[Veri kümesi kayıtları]

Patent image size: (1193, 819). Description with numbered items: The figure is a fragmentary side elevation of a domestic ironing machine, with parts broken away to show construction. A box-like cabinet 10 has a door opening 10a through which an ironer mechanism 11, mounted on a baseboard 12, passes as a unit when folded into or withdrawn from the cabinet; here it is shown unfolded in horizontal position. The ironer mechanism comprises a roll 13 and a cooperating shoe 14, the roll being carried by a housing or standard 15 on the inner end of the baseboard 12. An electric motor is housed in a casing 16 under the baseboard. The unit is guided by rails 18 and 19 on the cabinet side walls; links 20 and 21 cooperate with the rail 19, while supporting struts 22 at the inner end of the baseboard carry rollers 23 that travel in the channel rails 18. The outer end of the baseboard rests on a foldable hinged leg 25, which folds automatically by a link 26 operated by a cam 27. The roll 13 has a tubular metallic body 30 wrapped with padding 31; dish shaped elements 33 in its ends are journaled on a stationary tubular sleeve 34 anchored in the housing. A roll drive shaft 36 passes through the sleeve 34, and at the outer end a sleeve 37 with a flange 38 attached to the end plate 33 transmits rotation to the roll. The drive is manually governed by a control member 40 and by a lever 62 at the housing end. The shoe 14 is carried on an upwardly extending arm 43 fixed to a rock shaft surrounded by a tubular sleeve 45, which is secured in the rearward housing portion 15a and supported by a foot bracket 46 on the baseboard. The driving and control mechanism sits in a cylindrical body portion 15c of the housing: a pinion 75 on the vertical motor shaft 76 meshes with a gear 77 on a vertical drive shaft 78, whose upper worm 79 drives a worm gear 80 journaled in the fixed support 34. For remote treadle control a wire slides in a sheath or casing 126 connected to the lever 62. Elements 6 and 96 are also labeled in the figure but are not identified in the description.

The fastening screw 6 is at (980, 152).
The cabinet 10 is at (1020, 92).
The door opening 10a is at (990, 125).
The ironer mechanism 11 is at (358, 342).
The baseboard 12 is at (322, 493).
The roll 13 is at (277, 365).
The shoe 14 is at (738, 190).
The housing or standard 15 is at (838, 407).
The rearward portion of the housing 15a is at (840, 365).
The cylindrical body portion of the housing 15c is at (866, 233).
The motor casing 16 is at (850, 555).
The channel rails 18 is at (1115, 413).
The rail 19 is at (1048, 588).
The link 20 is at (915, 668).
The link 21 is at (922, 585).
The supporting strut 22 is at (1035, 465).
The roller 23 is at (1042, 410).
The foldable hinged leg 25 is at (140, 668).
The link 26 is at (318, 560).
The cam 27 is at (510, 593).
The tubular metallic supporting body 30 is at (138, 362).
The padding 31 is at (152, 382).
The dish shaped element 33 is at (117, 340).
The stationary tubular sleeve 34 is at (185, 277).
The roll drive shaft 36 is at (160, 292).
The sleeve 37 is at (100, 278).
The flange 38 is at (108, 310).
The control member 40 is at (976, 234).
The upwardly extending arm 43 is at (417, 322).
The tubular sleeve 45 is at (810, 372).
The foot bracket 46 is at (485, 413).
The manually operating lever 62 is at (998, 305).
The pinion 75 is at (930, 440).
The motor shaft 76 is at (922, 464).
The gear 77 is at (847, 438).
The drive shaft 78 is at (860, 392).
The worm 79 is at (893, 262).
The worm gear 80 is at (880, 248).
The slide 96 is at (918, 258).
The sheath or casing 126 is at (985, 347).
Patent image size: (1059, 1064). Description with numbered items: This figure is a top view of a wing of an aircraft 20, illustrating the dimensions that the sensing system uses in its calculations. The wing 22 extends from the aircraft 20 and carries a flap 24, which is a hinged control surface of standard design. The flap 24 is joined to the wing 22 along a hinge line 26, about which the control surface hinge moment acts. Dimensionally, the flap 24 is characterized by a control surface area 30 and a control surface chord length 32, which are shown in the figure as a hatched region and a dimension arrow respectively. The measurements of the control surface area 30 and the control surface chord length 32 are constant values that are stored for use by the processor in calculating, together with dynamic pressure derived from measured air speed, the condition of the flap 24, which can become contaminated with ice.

## [Görev Tanımı]
Yukarıdaki materyalde "calculations" sözcüğünü içeren bütün satırları lütfen aynen kopyalayarak bir araya toplayın.

## [Göreve Yanıt]
Patent image size: (1059, 1064). Description with numbered items: This figure is a top view of a wing of an aircraft 20, illustrating the dimensions that the sensing system uses in its calculations. The wing 22 extends from the aircraft 20 and carries a flap 24, which is a hinged control surface of standard design. The flap 24 is joined to the wing 22 along a hinge line 26, about which the control surface hinge moment acts. Dimensionally, the flap 24 is characterized by a control surface area 30 and a control surface chord length 32, which are shown in the figure as a hatched region and a dimension arrow respectively. The measurements of the control surface area 30 and the control surface chord length 32 are constant values that are stored for use by the processor in calculating, together with dynamic pressure derived from measured air speed, the condition of the flap 24, which can become contaminated with ice.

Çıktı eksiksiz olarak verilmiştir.